=== Exercise set ===
1. Answer the following questions using the node metadata excerpt:
(a) In a public cloud, what may a single cluster span?
(b) What two kinds of Node metadata are named as examples of what can be propagated to Pods?
(c) Which tool is described as able to mutate Pods to add Node metadata?
2. From the node metadata excerpt, extract the passage starting at "Assigning Node Metadata" and ending at "know about Kubernetes.", copying it word for word.

Assigning Node Metadata to Pods
If you’re running Kubernetes in production, especially in a public cloud, where a single cluster may span multiple availability zones, chances are you’re configuring workloads with some awareness of your topology. Kubernetes has a few mechanisms to support zone awareness, but one common use case is how to propagate certain Node metadata, such as labels or annotations, to Pods to assist with this awareness. In this blog, we’ll go into specifics of how Pod scheduling really works and share some tips for how Kyverno can mutate Pods to add Node metadata like labels. Even if you’re not a Kyverno user, you’ll most likely learn something you didn’t know about Kubernetes.

=== Listed entries ===
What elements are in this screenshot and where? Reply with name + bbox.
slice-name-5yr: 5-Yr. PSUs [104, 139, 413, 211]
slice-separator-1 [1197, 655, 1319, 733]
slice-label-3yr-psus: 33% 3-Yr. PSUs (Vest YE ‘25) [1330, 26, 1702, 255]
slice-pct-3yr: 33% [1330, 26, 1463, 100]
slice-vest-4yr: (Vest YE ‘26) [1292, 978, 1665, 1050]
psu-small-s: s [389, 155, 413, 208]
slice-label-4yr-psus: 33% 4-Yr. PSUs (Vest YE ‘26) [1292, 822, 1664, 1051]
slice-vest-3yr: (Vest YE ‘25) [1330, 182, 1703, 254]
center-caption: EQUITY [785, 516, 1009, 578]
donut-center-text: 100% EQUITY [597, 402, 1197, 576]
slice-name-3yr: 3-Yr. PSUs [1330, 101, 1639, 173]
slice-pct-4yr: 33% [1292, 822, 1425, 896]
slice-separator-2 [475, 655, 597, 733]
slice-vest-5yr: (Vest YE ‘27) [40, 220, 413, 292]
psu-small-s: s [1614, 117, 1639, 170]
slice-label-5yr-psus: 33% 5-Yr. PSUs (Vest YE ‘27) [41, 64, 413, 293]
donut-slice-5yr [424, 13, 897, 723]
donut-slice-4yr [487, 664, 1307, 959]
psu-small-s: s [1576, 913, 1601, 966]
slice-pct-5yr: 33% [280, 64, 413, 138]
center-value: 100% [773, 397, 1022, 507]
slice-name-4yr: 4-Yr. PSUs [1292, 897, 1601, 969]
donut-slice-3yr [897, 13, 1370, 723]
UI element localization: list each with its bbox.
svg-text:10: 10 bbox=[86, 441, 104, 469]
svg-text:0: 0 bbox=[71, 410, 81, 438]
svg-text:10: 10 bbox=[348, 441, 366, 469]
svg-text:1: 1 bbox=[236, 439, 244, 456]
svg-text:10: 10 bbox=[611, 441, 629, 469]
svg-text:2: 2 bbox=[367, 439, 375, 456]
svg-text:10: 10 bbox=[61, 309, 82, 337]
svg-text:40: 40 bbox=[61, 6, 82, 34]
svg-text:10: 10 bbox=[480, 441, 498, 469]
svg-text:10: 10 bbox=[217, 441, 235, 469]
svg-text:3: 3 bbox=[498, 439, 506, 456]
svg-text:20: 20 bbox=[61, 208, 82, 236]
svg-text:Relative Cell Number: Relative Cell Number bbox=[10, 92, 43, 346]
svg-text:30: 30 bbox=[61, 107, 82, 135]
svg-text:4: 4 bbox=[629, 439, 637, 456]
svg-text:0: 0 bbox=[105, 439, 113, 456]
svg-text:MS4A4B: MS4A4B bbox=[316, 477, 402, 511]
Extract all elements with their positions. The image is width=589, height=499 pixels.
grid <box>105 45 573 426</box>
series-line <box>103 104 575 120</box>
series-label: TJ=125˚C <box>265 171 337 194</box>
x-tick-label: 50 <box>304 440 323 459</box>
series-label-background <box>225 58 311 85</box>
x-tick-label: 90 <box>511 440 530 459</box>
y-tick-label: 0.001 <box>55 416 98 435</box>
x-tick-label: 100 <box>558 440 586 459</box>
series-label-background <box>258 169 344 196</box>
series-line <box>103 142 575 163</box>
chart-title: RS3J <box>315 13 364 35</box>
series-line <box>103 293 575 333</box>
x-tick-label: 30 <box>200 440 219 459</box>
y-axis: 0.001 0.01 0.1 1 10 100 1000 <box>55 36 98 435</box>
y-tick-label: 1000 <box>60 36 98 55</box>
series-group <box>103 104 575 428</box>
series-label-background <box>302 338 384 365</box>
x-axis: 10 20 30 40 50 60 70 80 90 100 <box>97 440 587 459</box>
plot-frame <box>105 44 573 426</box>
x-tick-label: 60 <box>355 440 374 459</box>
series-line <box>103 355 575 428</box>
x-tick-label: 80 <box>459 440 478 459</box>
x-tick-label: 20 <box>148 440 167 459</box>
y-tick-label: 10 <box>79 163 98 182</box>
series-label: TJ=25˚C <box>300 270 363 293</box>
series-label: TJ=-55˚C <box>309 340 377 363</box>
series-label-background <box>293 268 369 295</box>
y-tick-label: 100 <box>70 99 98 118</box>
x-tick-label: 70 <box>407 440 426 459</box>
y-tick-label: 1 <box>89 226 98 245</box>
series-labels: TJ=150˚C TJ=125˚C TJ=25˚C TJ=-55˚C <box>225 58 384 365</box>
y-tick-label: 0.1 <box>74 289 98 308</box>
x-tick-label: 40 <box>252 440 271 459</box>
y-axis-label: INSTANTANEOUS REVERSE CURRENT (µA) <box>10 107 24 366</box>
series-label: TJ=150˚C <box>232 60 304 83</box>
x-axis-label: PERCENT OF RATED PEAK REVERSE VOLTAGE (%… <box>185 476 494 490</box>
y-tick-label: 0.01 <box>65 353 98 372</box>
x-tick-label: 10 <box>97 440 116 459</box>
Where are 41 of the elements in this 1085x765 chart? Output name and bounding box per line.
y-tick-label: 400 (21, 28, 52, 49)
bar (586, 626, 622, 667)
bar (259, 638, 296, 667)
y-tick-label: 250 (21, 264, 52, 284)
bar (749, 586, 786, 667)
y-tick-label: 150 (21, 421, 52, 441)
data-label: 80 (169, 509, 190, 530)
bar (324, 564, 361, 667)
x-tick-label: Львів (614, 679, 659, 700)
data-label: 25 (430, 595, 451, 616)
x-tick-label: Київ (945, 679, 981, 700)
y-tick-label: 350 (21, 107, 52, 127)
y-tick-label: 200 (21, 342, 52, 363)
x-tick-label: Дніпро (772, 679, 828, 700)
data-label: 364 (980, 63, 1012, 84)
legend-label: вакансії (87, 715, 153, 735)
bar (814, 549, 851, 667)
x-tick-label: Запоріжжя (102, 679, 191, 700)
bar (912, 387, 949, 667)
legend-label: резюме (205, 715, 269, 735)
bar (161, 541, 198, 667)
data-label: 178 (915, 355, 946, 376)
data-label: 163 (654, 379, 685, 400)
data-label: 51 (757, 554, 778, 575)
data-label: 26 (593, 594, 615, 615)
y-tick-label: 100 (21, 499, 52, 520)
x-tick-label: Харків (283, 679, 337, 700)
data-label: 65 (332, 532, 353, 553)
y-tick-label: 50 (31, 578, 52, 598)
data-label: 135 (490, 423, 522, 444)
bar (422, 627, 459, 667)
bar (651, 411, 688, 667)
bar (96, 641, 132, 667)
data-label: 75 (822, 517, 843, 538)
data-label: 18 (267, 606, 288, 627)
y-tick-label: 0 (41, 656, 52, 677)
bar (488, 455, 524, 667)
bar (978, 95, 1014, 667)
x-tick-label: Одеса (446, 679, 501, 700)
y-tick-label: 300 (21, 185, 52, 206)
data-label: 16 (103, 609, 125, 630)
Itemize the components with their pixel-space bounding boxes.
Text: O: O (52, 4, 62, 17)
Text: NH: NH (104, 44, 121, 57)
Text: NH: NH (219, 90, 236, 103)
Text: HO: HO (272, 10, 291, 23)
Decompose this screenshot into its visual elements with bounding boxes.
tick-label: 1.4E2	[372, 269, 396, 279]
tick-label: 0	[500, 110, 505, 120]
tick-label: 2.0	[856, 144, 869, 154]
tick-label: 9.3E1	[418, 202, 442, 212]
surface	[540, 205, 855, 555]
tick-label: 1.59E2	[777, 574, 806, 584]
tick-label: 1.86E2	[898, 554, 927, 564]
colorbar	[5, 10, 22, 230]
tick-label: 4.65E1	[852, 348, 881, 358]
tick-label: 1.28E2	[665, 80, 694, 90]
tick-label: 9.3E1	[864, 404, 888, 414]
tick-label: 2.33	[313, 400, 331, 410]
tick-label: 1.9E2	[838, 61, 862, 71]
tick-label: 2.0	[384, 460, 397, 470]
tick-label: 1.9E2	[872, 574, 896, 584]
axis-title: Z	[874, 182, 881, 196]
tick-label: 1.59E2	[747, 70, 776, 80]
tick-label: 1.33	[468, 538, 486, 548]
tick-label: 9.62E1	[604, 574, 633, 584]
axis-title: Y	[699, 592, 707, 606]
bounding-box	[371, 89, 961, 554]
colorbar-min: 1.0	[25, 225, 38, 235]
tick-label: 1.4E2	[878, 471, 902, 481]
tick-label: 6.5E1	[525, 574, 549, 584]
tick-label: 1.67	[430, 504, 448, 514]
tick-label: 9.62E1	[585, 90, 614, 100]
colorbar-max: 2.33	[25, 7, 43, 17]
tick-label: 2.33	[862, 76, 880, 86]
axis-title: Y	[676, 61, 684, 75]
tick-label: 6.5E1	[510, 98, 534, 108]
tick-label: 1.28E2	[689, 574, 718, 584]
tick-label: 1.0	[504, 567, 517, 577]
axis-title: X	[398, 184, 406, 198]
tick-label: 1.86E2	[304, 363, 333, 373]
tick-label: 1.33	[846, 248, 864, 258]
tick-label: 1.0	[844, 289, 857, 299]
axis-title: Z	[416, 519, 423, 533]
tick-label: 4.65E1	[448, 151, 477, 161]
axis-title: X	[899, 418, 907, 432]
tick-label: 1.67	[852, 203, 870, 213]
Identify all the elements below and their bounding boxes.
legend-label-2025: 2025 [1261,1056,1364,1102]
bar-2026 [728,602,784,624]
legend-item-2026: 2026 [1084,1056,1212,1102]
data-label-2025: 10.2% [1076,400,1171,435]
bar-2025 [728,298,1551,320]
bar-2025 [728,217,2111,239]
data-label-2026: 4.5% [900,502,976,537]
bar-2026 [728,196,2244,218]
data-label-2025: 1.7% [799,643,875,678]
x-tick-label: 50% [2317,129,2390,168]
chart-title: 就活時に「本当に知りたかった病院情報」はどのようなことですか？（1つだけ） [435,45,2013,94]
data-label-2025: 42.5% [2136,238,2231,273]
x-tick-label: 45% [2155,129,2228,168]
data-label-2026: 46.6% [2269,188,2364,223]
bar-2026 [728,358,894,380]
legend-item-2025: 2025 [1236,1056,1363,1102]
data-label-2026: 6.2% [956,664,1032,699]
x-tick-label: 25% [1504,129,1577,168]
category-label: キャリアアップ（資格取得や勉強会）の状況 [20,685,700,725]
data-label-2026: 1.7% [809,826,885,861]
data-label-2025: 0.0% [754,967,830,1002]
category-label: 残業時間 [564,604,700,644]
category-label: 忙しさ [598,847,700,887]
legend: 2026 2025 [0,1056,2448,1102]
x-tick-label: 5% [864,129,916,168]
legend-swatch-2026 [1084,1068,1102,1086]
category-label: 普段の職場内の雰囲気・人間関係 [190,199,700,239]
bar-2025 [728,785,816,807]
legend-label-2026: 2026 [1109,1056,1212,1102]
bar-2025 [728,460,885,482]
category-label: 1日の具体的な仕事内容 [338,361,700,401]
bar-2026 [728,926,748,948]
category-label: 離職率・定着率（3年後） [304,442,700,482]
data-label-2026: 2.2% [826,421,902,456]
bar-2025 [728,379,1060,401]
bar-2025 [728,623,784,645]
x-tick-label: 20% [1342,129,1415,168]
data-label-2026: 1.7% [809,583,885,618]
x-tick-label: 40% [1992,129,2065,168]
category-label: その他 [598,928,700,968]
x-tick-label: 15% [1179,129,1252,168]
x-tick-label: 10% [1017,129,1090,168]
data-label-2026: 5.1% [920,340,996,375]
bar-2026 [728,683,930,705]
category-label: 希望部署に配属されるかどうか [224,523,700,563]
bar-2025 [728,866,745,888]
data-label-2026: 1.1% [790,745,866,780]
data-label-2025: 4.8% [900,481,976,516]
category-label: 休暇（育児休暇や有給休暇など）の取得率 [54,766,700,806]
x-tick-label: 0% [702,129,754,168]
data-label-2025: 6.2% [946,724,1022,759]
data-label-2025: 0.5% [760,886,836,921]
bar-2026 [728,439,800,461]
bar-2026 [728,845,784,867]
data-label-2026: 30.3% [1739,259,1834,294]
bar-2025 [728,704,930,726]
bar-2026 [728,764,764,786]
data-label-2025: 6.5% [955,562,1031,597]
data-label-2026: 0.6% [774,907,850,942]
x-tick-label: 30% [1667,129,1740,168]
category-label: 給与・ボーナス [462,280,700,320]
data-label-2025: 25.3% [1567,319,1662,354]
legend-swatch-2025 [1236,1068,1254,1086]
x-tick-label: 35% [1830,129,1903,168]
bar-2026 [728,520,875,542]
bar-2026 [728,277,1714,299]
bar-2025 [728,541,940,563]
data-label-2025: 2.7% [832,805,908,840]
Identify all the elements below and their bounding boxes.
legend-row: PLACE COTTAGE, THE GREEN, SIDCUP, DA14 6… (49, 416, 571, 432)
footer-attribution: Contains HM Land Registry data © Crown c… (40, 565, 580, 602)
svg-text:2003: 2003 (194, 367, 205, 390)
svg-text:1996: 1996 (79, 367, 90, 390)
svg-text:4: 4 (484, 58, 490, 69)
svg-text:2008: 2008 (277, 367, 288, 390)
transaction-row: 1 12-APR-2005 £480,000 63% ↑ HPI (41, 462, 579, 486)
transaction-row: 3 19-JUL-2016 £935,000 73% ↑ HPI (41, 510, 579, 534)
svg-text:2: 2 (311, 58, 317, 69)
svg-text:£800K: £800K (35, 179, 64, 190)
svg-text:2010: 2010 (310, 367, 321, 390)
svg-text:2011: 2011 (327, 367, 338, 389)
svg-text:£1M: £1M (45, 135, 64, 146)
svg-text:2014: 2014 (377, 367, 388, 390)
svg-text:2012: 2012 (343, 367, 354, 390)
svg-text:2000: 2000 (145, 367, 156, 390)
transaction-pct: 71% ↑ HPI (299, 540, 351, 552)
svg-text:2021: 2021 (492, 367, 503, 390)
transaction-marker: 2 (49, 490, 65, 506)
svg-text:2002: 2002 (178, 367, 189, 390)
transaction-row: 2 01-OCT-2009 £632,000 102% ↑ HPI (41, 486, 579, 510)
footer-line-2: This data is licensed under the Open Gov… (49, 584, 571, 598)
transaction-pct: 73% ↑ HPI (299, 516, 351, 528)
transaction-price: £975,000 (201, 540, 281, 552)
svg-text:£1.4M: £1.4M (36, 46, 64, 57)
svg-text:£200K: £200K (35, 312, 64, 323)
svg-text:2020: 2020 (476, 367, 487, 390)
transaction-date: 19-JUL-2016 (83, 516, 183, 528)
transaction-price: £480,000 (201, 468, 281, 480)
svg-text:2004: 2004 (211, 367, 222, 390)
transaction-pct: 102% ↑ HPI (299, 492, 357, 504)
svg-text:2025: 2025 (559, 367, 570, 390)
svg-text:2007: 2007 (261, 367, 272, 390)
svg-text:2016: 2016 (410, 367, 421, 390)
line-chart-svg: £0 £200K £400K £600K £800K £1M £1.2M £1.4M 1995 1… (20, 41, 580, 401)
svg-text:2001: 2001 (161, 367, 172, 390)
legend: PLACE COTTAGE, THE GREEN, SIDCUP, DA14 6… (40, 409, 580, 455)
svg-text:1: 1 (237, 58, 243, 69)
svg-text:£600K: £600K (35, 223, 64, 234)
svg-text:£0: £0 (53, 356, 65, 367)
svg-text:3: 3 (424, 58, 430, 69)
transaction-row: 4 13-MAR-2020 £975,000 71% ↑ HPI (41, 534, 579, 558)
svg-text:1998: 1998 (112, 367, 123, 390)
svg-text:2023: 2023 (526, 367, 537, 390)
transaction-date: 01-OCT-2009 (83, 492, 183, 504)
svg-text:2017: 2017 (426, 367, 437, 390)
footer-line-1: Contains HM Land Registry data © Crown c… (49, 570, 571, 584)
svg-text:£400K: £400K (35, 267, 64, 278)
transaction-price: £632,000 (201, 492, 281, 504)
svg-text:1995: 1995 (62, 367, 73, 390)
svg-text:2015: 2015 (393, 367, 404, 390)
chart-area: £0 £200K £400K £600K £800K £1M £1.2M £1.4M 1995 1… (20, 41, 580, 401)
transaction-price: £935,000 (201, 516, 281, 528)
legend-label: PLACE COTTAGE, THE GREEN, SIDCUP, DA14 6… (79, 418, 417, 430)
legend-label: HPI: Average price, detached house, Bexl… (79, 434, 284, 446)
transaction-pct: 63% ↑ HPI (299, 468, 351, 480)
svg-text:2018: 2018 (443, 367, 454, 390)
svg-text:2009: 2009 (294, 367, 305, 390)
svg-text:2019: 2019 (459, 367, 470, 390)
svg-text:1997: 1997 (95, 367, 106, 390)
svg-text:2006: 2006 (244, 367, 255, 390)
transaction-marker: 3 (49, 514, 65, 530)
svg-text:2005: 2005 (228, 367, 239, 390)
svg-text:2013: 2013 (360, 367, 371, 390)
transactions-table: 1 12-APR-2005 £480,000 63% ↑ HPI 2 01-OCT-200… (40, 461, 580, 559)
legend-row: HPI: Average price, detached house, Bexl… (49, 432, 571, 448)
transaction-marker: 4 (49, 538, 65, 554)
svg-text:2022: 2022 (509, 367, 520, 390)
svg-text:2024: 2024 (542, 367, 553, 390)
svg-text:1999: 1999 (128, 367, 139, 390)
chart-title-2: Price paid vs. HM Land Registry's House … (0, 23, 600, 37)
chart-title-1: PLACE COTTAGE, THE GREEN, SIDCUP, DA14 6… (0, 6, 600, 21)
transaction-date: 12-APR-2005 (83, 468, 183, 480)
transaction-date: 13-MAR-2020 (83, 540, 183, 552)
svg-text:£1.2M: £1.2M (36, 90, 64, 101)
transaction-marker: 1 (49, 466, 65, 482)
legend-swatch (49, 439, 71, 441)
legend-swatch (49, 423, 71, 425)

=== Outputs by task ===
1.
(a) Multiple availability zones.
(b) Labels and annotations.
(c) Kyverno.

2.
Assigning Node Metadata to Pods
If you’re running Kubernetes in production, especially in a public cloud, where a single cluster may span multiple availability zones, chances are you’re configuring workloads with some awareness of your topology. Kubernetes has a few mechanisms to support zone awareness, but one common use case is how to propagate certain Node metadata, such as labels or annotations, to Pods to assist with this awareness. In this blog, we’ll go into specifics of how Pod scheduling really works and share some tips for how Kyverno can mutate Pods to add Node metadata like labels. Even if you’re not a Kyverno user, you’ll most likely learn something you didn’t know about Kubernetes.